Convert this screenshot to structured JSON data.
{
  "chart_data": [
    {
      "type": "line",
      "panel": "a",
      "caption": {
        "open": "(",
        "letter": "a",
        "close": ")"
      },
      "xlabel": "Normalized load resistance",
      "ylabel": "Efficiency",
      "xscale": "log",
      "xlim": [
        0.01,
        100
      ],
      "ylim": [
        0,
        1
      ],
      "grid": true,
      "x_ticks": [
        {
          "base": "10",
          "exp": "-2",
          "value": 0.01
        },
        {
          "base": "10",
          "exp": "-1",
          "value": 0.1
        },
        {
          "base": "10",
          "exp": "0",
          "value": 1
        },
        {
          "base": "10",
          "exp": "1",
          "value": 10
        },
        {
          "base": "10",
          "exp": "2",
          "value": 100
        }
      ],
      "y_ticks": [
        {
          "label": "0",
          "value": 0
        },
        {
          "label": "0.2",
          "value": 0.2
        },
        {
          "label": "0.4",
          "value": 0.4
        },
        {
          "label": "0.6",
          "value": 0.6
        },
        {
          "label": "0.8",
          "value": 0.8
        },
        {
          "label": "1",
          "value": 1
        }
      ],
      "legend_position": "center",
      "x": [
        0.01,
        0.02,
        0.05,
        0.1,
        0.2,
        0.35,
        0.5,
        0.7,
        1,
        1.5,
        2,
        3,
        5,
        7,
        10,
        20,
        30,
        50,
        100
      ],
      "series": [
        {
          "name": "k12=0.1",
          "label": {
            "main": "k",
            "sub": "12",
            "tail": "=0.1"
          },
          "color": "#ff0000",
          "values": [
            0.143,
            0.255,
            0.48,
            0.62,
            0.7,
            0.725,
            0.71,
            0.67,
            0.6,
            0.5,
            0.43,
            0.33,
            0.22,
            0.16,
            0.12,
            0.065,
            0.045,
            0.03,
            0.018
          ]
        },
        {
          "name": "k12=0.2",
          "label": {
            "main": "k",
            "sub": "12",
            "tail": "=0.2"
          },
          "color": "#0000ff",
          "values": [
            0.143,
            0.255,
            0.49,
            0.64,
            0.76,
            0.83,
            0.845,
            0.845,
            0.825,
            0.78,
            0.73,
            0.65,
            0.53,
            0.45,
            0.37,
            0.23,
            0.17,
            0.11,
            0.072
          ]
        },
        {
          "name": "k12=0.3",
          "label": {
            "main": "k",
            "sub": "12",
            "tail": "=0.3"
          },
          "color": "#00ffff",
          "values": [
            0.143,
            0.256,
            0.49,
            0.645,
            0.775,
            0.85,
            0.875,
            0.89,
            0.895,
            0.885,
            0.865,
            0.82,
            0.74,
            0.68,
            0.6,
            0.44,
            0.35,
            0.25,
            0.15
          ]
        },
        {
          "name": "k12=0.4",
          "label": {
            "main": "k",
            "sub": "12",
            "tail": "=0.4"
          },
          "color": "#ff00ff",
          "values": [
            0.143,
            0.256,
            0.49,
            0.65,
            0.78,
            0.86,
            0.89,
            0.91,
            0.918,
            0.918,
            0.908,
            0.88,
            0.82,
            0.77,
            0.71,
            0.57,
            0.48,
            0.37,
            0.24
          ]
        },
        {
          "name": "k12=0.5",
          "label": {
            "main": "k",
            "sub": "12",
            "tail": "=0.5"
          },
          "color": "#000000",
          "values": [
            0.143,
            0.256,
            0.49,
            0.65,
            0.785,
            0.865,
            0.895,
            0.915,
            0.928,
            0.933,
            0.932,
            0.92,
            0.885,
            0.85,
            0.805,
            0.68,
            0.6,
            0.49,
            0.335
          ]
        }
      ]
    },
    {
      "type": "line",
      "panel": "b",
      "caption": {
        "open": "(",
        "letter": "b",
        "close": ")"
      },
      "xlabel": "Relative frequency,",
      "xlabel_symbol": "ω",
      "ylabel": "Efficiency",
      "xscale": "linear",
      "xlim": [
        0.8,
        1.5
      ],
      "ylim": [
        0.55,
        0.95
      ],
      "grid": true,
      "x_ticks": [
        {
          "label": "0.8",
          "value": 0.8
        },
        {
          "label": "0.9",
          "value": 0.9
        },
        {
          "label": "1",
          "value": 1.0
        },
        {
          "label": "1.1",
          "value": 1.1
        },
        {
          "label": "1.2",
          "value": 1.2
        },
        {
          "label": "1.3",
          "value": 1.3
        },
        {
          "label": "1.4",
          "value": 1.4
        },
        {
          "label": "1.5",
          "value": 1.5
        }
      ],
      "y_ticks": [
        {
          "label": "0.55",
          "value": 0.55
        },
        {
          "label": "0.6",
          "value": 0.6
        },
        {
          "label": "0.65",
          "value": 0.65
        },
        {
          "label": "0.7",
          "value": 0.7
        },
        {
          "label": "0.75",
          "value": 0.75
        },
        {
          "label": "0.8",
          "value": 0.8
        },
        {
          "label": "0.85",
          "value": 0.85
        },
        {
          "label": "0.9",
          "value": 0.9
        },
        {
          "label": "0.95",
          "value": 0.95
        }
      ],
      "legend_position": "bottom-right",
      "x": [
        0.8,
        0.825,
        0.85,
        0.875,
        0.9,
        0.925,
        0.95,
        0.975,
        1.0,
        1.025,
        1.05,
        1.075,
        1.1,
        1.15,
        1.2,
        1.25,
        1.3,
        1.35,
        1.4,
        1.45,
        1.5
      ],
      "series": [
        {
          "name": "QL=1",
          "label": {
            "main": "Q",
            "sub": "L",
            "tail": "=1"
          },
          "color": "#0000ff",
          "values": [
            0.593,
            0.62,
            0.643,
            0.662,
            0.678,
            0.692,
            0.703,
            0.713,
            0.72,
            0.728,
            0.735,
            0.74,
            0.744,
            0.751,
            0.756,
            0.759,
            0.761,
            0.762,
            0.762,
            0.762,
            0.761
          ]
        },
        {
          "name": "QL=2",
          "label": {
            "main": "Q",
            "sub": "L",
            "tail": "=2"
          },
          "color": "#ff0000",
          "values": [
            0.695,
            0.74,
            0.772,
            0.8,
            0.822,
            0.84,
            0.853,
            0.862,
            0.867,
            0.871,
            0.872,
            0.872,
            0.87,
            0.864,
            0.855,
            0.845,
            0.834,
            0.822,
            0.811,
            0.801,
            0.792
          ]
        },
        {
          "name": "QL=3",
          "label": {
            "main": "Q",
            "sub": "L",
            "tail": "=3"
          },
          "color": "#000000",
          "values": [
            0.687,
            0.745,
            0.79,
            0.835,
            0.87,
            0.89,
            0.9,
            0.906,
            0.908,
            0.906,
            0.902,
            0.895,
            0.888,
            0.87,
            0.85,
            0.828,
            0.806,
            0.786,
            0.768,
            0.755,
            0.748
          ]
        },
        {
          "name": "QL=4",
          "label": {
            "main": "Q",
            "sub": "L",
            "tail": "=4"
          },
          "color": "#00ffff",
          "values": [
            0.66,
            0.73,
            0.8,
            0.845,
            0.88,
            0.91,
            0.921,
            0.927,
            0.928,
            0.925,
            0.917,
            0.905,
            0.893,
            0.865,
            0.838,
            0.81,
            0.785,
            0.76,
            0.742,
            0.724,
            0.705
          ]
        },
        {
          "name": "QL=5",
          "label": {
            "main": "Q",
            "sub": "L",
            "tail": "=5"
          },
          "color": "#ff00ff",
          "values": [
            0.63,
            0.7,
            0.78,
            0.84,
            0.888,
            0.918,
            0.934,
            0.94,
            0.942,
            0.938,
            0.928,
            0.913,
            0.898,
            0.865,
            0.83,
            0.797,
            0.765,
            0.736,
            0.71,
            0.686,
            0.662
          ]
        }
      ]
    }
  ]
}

******************************

Work to be completed -
Faithfully reproduce all of the records, character for character.

Answer to the exercise -
Convert this screenshot to structured JSON data.
{
  "chart_data": [
    {
      "type": "line",
      "panel": "a",
      "caption": {
        "open": "(",
        "letter": "a",
        "close": ")"
      },
      "xlabel": "Normalized load resistance",
      "ylabel": "Efficiency",
      "xscale": "log",
      "xlim": [
        0.01,
        100
      ],
      "ylim": [
        0,
        1
      ],
      "grid": true,
      "x_ticks": [
        {
          "base": "10",
          "exp": "-2",
          "value": 0.01
        },
        {
          "base": "10",
          "exp": "-1",
          "value": 0.1
        },
        {
          "base": "10",
          "exp": "0",
          "value": 1
        },
        {
          "base": "10",
          "exp": "1",
          "value": 10
        },
        {
          "base": "10",
          "exp": "2",
          "value": 100
        }
      ],
      "y_ticks": [
        {
          "label": "0",
          "value": 0
        },
        {
          "label": "0.2",
          "value": 0.2
        },
        {
          "label": "0.4",
          "value": 0.4
        },
        {
          "label": "0.6",
          "value": 0.6
        },
        {
          "label": "0.8",
          "value": 0.8
        },
        {
          "label": "1",
          "value": 1
        }
      ],
      "legend_position": "center",
      "x": [
        0.01,
        0.02,
        0.05,
        0.1,
        0.2,
        0.35,
        0.5,
        0.7,
        1,
        1.5,
        2,
        3,
        5,
        7,
        10,
        20,
        30,
        50,
        100
      ],
      "series": [
        {
          "name": "k12=0.1",
          "label": {
            "main": "k",
            "sub": "12",
            "tail": "=0.1"
          },
          "color": "#ff0000",
          "values": [
            0.143,
            0.255,
            0.48,
            0.62,
            0.7,
            0.725,
            0.71,
            0.67,
            0.6,
            0.5,
            0.43,
            0.33,
            0.22,
            0.16,
            0.12,
            0.065,
            0.045,
            0.03,
            0.018
          ]
        },
        {
          "name": "k12=0.2",
          "label": {
            "main": "k",
            "sub": "12",
            "tail": "=0.2"
          },
          "color": "#0000ff",
          "values": [
            0.143,
            0.255,
            0.49,
            0.64,
            0.76,
            0.83,
            0.845,
            0.845,
            0.825,
            0.78,
            0.73,
            0.65,
            0.53,
            0.45,
            0.37,
            0.23,
            0.17,
            0.11,
            0.072
          ]
        },
        {
          "name": "k12=0.3",
          "label": {
            "main": "k",
            "sub": "12",
            "tail": "=0.3"
          },
          "color": "#00ffff",
          "values": [
            0.143,
            0.256,
            0.49,
            0.645,
            0.775,
            0.85,
            0.875,
            0.89,
            0.895,
            0.885,
            0.865,
            0.82,
            0.74,
            0.68,
            0.6,
            0.44,
            0.35,
            0.25,
            0.15
          ]
        },
        {
          "name": "k12=0.4",
          "label": {
            "main": "k",
            "sub": "12",
            "tail": "=0.4"
          },
          "color": "#ff00ff",
          "values": [
            0.143,
            0.256,
            0.49,
            0.65,
            0.78,
            0.86,
            0.89,
            0.91,
            0.918,
            0.918,
            0.908,
            0.88,
            0.82,
            0.77,
            0.71,
            0.57,
            0.48,
            0.37,
            0.24
          ]
        },
        {
          "name": "k12=0.5",
          "label": {
            "main": "k",
            "sub": "12",
            "tail": "=0.5"
          },
          "color": "#000000",
          "values": [
            0.143,
            0.256,
            0.49,
            0.65,
            0.785,
            0.865,
            0.895,
            0.915,
            0.928,
            0.933,
            0.932,
            0.92,
            0.885,
            0.85,
            0.805,
            0.68,
            0.6,
            0.49,
            0.335
          ]
        }
      ]
    },
    {
      "type": "line",
      "panel": "b",
      "caption": {
        "open": "(",
        "letter": "b",
        "close": ")"
      },
      "xlabel": "Relative frequency,",
      "xlabel_symbol": "ω",
      "ylabel": "Efficiency",
      "xscale": "linear",
      "xlim": [
        0.8,
        1.5
      ],
      "ylim": [
        0.55,
        0.95
      ],
      "grid": true,
      "x_ticks": [
        {
          "label": "0.8",
          "value": 0.8
        },
        {
          "label": "0.9",
          "value": 0.9
        },
        {
          "label": "1",
          "value": 1.0
        },
        {
          "label": "1.1",
          "value": 1.1
        },
        {
          "label": "1.2",
          "value": 1.2
        },
        {
          "label": "1.3",
          "value": 1.3
        },
        {
          "label": "1.4",
          "value": 1.4
        },
        {
          "label": "1.5",
          "value": 1.5
        }
      ],
      "y_ticks": [
        {
          "label": "0.55",
          "value": 0.55
        },
        {
          "label": "0.6",
          "value": 0.6
        },
        {
          "label": "0.65",
          "value": 0.65
        },
        {
          "label": "0.7",
          "value": 0.7
        },
        {
          "label": "0.75",
          "value": 0.75
        },
        {
          "label": "0.8",
          "value": 0.8
        },
        {
          "label": "0.85",
          "value": 0.85
        },
        {
          "label": "0.9",
          "value": 0.9
        },
        {
          "label": "0.95",
          "value": 0.95
        }
      ],
      "legend_position": "bottom-right",
      "x": [
        0.8,
        0.825,
        0.85,
        0.875,
        0.9,
        0.925,
        0.95,
        0.975,
        1.0,
        1.025,
        1.05,
        1.075,
        1.1,
        1.15,
        1.2,
        1.25,
        1.3,
        1.35,
        1.4,
        1.45,
        1.5
      ],
      "series": [
        {
          "name": "QL=1",
          "label": {
            "main": "Q",
            "sub": "L",
            "tail": "=1"
          },
          "color": "#0000ff",
          "values": [
            0.593,
            0.62,
            0.643,
            0.662,
            0.678,
            0.692,
            0.703,
            0.713,
            0.72,
            0.728,
            0.735,
            0.74,
            0.744,
            0.751,
            0.756,
            0.759,
            0.761,
            0.762,
            0.762,
            0.762,
            0.761
          ]
        },
        {
          "name": "QL=2",
          "label": {
            "main": "Q",
            "sub": "L",
            "tail": "=2"
          },
          "color": "#ff0000",
          "values": [
            0.695,
            0.74,
            0.772,
            0.8,
            0.822,
            0.84,
            0.853,
            0.862,
            0.867,
            0.871,
            0.872,
            0.872,
            0.87,
            0.864,
            0.855,
            0.845,
            0.834,
            0.822,
            0.811,
            0.801,
            0.792
          ]
        },
        {
          "name": "QL=3",
          "label": {
            "main": "Q",
            "sub": "L",
            "tail": "=3"
          },
          "color": "#000000",
          "values": [
            0.687,
            0.745,
            0.79,
            0.835,
            0.87,
            0.89,
            0.9,
            0.906,
            0.908,
            0.906,
            0.902,
            0.895,
            0.888,
            0.87,
            0.85,
            0.828,
            0.806,
            0.786,
            0.768,
            0.755,
            0.748
          ]
        },
        {
          "name": "QL=4",
          "label": {
            "main": "Q",
            "sub": "L",
            "tail": "=4"
          },
          "color": "#00ffff",
          "values": [
            0.66,
            0.73,
            0.8,
            0.845,
            0.88,
            0.91,
            0.921,
            0.927,
            0.928,
            0.925,
            0.917,
            0.905,
            0.893,
            0.865,
            0.838,
            0.81,
            0.785,
            0.76,
            0.742,
            0.724,
            0.705
          ]
        },
        {
          "name": "QL=5",
          "label": {
            "main": "Q",
            "sub": "L",
            "tail": "=5"
          },
          "color": "#ff00ff",
          "values": [
            0.63,
            0.7,
            0.78,
            0.84,
            0.888,
            0.918,
            0.934,
            0.94,
            0.942,
            0.938,
            0.928,
            0.913,
            0.898,
            0.865,
            0.83,
            0.797,
            0.765,
            0.736,
            0.71,
            0.686,
            0.662
          ]
        }
      ]
    }
  ]
}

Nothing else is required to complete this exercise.